** START OF INPUT DATA **

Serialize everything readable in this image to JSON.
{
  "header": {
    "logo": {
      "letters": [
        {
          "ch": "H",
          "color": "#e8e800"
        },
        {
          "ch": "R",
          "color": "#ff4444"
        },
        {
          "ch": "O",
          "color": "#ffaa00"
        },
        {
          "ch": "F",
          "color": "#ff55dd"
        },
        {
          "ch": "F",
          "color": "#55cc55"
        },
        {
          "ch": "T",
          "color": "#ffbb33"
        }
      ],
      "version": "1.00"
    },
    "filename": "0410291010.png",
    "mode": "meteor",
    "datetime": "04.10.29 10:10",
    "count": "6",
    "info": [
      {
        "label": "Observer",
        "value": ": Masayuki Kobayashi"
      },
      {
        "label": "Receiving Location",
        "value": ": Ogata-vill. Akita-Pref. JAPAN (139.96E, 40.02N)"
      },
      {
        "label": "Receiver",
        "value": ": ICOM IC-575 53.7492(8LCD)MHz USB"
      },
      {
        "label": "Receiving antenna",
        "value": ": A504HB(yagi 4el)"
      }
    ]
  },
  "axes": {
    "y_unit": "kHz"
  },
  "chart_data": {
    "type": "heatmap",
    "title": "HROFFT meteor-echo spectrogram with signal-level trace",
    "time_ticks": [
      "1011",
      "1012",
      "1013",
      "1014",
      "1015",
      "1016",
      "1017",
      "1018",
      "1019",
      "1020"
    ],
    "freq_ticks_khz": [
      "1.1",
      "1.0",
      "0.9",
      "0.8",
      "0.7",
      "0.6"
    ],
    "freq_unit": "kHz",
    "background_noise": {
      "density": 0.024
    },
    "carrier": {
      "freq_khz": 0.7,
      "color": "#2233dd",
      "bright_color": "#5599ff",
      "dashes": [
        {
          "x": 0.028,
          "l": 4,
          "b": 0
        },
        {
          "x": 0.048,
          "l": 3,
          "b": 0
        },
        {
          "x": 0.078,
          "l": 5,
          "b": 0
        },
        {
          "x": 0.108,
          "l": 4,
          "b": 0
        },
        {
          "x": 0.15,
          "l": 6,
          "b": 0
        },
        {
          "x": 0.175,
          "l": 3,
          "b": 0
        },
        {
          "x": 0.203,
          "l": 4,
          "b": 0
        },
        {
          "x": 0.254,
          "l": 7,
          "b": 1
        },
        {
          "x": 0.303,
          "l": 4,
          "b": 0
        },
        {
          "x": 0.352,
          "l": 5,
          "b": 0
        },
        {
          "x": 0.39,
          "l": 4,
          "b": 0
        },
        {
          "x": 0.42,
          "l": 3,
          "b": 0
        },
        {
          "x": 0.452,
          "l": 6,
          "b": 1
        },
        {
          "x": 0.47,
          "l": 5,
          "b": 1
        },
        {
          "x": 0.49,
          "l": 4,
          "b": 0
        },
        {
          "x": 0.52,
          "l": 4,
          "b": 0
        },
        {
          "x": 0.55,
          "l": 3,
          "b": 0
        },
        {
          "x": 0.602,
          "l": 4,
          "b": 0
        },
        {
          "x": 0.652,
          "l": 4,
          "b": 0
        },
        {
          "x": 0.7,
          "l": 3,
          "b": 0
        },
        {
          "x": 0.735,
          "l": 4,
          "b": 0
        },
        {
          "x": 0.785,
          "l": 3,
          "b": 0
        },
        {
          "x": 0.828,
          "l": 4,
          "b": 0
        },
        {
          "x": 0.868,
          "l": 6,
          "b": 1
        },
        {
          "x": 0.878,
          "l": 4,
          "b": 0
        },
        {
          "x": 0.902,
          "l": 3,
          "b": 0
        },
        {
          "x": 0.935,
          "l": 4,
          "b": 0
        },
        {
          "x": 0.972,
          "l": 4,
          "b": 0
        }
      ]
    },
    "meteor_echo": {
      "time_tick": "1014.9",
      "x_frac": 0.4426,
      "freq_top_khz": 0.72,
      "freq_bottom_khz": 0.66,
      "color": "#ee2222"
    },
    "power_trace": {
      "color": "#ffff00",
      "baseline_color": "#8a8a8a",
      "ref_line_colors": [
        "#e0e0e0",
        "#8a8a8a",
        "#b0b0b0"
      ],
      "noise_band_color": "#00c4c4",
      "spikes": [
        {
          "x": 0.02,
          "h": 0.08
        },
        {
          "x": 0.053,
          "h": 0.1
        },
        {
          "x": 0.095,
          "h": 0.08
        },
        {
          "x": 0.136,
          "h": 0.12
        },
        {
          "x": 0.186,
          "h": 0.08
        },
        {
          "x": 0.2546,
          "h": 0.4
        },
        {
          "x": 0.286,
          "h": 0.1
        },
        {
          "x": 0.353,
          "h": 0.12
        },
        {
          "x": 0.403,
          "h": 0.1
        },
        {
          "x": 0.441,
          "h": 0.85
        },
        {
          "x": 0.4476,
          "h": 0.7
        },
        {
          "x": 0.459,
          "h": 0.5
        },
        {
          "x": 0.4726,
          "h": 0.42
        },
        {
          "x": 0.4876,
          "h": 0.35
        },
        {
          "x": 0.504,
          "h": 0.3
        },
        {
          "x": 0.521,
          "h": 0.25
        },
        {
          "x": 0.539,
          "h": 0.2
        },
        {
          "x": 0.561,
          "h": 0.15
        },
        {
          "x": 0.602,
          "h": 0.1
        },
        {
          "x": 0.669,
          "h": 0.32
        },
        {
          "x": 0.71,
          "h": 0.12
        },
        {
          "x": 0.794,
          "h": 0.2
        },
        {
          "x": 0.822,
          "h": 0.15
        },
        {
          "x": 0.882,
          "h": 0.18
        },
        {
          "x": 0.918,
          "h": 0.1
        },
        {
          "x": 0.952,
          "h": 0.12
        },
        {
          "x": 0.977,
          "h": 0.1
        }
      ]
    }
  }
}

** END OF INPUT DATA **

## SET TASK
Quote the entire listing above exactly.

## COMPLETED TASK
Serialize everything readable in this image to JSON.
{
  "header": {
    "logo": {
      "letters": [
        {
          "ch": "H",
          "color": "#e8e800"
        },
        {
          "ch": "R",
          "color": "#ff4444"
        },
        {
          "ch": "O",
          "color": "#ffaa00"
        },
        {
          "ch": "F",
          "color": "#ff55dd"
        },
        {
          "ch": "F",
          "color": "#55cc55"
        },
        {
          "ch": "T",
          "color": "#ffbb33"
        }
      ],
      "version": "1.00"
    },
    "filename": "0410291010.png",
    "mode": "meteor",
    "datetime": "04.10.29 10:10",
    "count": "6",
    "info": [
      {
        "label": "Observer",
        "value": ": Masayuki Kobayashi"
      },
      {
        "label": "Receiving Location",
        "value": ": Ogata-vill. Akita-Pref. JAPAN (139.96E, 40.02N)"
      },
      {
        "label": "Receiver",
        "value": ": ICOM IC-575 53.7492(8LCD)MHz USB"
      },
      {
        "label": "Receiving antenna",
        "value": ": A504HB(yagi 4el)"
      }
    ]
  },
  "axes": {
    "y_unit": "kHz"
  },
  "chart_data": {
    "type": "heatmap",
    "title": "HROFFT meteor-echo spectrogram with signal-level trace",
    "time_ticks": [
      "1011",
      "1012",
      "1013",
      "1014",
      "1015",
      "1016",
      "1017",
      "1018",
      "1019",
      "1020"
    ],
    "freq_ticks_khz": [
      "1.1",
      "1.0",
      "0.9",
      "0.8",
      "0.7",
      "0.6"
    ],
    "freq_unit": "kHz",
    "background_noise": {
      "density": 0.024
    },
    "carrier": {
      "freq_khz": 0.7,
      "color": "#2233dd",
      "bright_color": "#5599ff",
      "dashes": [
        {
          "x": 0.028,
          "l": 4,
          "b": 0
        },
        {
          "x": 0.048,
          "l": 3,
          "b": 0
        },
        {
          "x": 0.078,
          "l": 5,
          "b": 0
        },
        {
          "x": 0.108,
          "l": 4,
          "b": 0
        },
        {
          "x": 0.15,
          "l": 6,
          "b": 0
        },
        {
          "x": 0.175,
          "l": 3,
          "b": 0
        },
        {
          "x": 0.203,
          "l": 4,
          "b": 0
        },
        {
          "x": 0.254,
          "l": 7,
          "b": 1
        },
        {
          "x": 0.303,
          "l": 4,
          "b": 0
        },
        {
          "x": 0.352,
          "l": 5,
          "b": 0
        },
        {
          "x": 0.39,
          "l": 4,
          "b": 0
        },
        {
          "x": 0.42,
          "l": 3,
          "b": 0
        },
        {
          "x": 0.452,
          "l": 6,
          "b": 1
        },
        {
          "x": 0.47,
          "l": 5,
          "b": 1
        },
        {
          "x": 0.49,
          "l": 4,
          "b": 0
        },
        {
          "x": 0.52,
          "l": 4,
          "b": 0
        },
        {
          "x": 0.55,
          "l": 3,
          "b": 0
        },
        {
          "x": 0.602,
          "l": 4,
          "b": 0
        },
        {
          "x": 0.652,
          "l": 4,
          "b": 0
        },
        {
          "x": 0.7,
          "l": 3,
          "b": 0
        },
        {
          "x": 0.735,
          "l": 4,
          "b": 0
        },
        {
          "x": 0.785,
          "l": 3,
          "b": 0
        },
        {
          "x": 0.828,
          "l": 4,
          "b": 0
        },
        {
          "x": 0.868,
          "l": 6,
          "b": 1
        },
        {
          "x": 0.878,
          "l": 4,
          "b": 0
        },
        {
          "x": 0.902,
          "l": 3,
          "b": 0
        },
        {
          "x": 0.935,
          "l": 4,
          "b": 0
        },
        {
          "x": 0.972,
          "l": 4,
          "b": 0
        }
      ]
    },
    "meteor_echo": {
      "time_tick": "1014.9",
      "x_frac": 0.4426,
      "freq_top_khz": 0.72,
      "freq_bottom_khz": 0.66,
      "color": "#ee2222"
    },
    "power_trace": {
      "color": "#ffff00",
      "baseline_color": "#8a8a8a",
      "ref_line_colors": [
        "#e0e0e0",
        "#8a8a8a",
        "#b0b0b0"
      ],
      "noise_band_color": "#00c4c4",
      "spikes": [
        {
          "x": 0.02,
          "h": 0.08
        },
        {
          "x": 0.053,
          "h": 0.1
        },
        {
          "x": 0.095,
          "h": 0.08
        },
        {
          "x": 0.136,
          "h": 0.12
        },
        {
          "x": 0.186,
          "h": 0.08
        },
        {
          "x": 0.2546,
          "h": 0.4
        },
        {
          "x": 0.286,
          "h": 0.1
        },
        {
          "x": 0.353,
          "h": 0.12
        },
        {
          "x": 0.403,
          "h": 0.1
        },
        {
          "x": 0.441,
          "h": 0.85
        },
        {
          "x": 0.4476,
          "h": 0.7
        },
        {
          "x": 0.459,
          "h": 0.5
        },
        {
          "x": 0.4726,
          "h": 0.42
        },
        {
          "x": 0.4876,
          "h": 0.35
        },
        {
          "x": 0.504,
          "h": 0.3
        },
        {
          "x": 0.521,
          "h": 0.25
        },
        {
          "x": 0.539,
          "h": 0.2
        },
        {
          "x": 0.561,
          "h": 0.15
        },
        {
          "x": 0.602,
          "h": 0.1
        },
        {
          "x": 0.669,
          "h": 0.32
        },
        {
          "x": 0.71,
          "h": 0.12
        },
        {
          "x": 0.794,
          "h": 0.2
        },
        {
          "x": 0.822,
          "h": 0.15
        },
        {
          "x": 0.882,
          "h": 0.18
        },
        {
          "x": 0.918,
          "h": 0.1
        },
        {
          "x": 0.952,
          "h": 0.12
        },
        {
          "x": 0.977,
          "h": 0.1
        }
      ]
    }
  }
}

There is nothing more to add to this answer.